═════ AVAILABLE RECORDS
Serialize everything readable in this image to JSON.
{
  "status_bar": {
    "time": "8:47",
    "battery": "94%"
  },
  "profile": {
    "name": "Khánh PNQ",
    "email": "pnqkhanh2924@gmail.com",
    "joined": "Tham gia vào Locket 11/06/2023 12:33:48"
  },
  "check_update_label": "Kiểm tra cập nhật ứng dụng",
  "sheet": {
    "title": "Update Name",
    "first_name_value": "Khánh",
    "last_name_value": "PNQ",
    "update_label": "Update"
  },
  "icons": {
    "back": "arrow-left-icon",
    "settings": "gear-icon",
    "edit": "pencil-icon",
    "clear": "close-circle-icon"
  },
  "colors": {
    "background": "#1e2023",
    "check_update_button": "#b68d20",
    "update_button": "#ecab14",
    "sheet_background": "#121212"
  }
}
══════════
= EXERCISE =
Select the lines in this material that hold the word "Khánh", leaving none out.

= RESULT OF THIS EXERCISE =
    "name": "Khánh PNQ",
    "first_name_value": "Khánh",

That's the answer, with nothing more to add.